Direction = Nothing other than the lines from the one containing "Enumerate this screenshot's" through the close of the entries below should be printed, each exactly.

A run of records
• • • • • • •
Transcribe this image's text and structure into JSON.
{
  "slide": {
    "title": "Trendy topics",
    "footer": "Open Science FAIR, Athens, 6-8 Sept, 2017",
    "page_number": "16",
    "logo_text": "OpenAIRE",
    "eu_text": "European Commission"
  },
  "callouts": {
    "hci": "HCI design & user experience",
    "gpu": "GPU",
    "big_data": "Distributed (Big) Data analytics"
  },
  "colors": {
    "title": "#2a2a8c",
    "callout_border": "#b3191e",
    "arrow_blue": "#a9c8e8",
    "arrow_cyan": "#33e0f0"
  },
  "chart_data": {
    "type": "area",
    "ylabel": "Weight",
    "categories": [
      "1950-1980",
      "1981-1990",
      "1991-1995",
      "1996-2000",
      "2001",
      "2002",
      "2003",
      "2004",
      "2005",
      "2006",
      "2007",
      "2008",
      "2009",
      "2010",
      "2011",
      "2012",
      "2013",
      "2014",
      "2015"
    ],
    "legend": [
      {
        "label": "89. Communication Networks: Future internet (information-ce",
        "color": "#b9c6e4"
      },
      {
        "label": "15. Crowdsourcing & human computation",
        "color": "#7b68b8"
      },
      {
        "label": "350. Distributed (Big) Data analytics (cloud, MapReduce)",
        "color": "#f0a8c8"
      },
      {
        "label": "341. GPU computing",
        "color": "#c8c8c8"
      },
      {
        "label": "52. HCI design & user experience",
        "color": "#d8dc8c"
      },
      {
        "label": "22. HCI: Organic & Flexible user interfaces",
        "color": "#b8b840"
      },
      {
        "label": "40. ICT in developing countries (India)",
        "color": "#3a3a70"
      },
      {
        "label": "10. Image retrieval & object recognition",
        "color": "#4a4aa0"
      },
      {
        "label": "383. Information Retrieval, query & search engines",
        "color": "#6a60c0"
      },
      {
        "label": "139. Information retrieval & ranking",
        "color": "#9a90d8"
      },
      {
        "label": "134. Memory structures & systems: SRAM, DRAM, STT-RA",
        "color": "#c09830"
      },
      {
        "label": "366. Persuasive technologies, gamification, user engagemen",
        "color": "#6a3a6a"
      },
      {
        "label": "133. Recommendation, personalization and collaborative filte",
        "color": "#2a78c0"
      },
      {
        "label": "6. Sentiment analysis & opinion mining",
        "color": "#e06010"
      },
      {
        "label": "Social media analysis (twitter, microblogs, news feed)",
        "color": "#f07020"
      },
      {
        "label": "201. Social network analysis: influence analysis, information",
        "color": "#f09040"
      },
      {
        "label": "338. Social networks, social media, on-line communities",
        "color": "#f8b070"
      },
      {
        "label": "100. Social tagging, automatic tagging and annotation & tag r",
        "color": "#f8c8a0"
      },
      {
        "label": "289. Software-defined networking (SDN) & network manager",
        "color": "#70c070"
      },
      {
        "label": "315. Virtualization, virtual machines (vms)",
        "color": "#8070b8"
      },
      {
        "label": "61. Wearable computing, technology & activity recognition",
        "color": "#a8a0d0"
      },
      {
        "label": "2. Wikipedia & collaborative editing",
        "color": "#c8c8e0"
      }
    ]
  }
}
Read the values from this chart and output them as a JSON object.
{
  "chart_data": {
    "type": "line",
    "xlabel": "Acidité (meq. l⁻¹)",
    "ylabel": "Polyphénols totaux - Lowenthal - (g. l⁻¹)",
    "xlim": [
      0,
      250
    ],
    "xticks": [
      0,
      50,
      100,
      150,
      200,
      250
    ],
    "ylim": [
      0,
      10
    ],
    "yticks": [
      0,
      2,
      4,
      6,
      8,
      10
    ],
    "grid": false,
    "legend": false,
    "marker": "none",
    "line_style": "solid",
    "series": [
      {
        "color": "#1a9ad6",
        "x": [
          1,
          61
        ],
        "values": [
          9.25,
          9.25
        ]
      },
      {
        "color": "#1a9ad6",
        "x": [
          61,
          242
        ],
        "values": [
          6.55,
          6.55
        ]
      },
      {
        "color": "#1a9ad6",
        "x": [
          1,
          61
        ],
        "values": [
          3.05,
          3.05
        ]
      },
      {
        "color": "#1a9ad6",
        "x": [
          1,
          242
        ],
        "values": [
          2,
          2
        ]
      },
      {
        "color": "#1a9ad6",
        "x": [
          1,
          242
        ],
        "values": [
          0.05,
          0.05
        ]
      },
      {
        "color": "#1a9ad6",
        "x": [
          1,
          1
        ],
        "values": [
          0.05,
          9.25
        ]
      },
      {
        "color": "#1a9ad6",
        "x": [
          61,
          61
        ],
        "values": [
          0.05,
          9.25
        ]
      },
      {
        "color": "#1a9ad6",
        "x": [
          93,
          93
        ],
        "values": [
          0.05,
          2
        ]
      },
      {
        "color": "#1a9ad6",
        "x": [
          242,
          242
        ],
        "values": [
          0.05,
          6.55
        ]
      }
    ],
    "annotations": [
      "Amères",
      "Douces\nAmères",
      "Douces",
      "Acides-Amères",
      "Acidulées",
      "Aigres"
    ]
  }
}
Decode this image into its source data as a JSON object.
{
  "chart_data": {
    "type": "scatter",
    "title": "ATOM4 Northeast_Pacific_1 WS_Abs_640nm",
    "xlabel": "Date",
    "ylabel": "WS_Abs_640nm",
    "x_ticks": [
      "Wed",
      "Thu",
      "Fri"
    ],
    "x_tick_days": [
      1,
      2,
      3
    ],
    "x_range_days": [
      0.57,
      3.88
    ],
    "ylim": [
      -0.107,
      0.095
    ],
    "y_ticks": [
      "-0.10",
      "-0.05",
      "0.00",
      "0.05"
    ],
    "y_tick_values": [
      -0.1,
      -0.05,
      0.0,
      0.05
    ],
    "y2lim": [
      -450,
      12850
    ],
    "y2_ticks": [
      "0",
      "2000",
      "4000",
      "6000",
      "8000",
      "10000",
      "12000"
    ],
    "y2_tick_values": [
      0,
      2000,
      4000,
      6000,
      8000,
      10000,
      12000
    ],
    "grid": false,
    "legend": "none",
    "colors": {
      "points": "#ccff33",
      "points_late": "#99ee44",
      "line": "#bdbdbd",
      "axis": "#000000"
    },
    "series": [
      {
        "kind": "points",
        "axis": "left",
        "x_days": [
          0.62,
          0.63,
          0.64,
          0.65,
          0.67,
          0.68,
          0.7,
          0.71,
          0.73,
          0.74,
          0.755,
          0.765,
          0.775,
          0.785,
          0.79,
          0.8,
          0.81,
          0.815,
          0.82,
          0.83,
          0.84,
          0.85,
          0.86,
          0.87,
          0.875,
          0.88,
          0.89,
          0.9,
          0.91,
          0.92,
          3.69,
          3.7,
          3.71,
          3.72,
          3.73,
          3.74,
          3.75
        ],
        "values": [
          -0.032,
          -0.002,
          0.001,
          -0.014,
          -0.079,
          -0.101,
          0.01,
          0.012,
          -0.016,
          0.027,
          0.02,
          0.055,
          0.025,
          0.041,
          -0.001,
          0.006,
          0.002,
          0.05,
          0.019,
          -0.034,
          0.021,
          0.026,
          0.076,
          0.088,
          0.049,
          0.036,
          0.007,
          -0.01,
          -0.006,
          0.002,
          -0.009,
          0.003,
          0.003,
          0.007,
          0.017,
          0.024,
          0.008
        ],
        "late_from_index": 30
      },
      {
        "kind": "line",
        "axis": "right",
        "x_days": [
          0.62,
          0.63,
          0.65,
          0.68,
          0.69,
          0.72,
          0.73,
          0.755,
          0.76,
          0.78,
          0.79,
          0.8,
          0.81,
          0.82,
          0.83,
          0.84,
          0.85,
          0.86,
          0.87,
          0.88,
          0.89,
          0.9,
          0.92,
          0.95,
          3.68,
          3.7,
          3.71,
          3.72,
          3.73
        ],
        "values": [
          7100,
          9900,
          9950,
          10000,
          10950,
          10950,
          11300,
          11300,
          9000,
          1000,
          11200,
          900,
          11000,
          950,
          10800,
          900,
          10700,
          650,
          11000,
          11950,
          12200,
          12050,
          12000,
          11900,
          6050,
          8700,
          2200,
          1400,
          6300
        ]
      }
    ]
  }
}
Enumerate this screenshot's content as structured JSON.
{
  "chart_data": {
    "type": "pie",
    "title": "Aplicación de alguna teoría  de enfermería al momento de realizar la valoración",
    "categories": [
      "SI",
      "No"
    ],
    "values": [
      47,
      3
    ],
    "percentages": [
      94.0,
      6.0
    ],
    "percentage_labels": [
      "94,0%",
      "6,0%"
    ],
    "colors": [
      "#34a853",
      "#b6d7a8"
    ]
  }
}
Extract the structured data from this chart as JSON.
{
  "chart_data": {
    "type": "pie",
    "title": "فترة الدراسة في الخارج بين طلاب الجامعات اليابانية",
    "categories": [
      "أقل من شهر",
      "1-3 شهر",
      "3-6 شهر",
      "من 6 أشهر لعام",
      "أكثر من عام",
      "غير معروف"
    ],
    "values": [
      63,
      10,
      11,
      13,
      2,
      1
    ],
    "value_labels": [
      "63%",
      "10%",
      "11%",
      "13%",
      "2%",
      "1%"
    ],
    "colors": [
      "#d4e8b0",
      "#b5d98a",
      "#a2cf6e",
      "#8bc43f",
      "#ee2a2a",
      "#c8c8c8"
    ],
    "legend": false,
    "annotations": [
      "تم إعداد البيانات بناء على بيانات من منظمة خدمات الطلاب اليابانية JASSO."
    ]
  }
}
• • • • • • •
Written response =
Enumerate this screenshot's content as structured JSON.
{
  "chart_data": {
    "type": "pie",
    "title": "Aplicación de alguna teoría  de enfermería al momento de realizar la valoración",
    "categories": [
      "SI",
      "No"
    ],
    "values": [
      47,
      3
    ],
    "percentages": [
      94.0,
      6.0
    ],
    "percentage_labels": [
      "94,0%",
      "6,0%"
    ],
    "colors": [
      "#34a853",
      "#b6d7a8"
    ]
  }
}
Extract the structured data from this chart as JSON.
{
  "chart_data": {
    "type": "pie",
    "title": "فترة الدراسة في الخارج بين طلاب الجامعات اليابانية",
    "categories": [
      "أقل من شهر",
      "1-3 شهر",
      "3-6 شهر",
      "من 6 أشهر لعام",
      "أكثر من عام",
      "غير معروف"
    ],
    "values": [
      63,
      10,
      11,
      13,
      2,
      1
    ],
    "value_labels": [
      "63%",
      "10%",
      "11%",
      "13%",
      "2%",
      "1%"
    ],
    "colors": [
      "#d4e8b0",
      "#b5d98a",
      "#a2cf6e",
      "#8bc43f",
      "#ee2a2a",
      "#c8c8c8"
    ],
    "legend": false,
    "annotations": [
      "تم إعداد البيانات بناء على بيانات من منظمة خدمات الطلاب اليابانية JASSO."
    ]
  }
}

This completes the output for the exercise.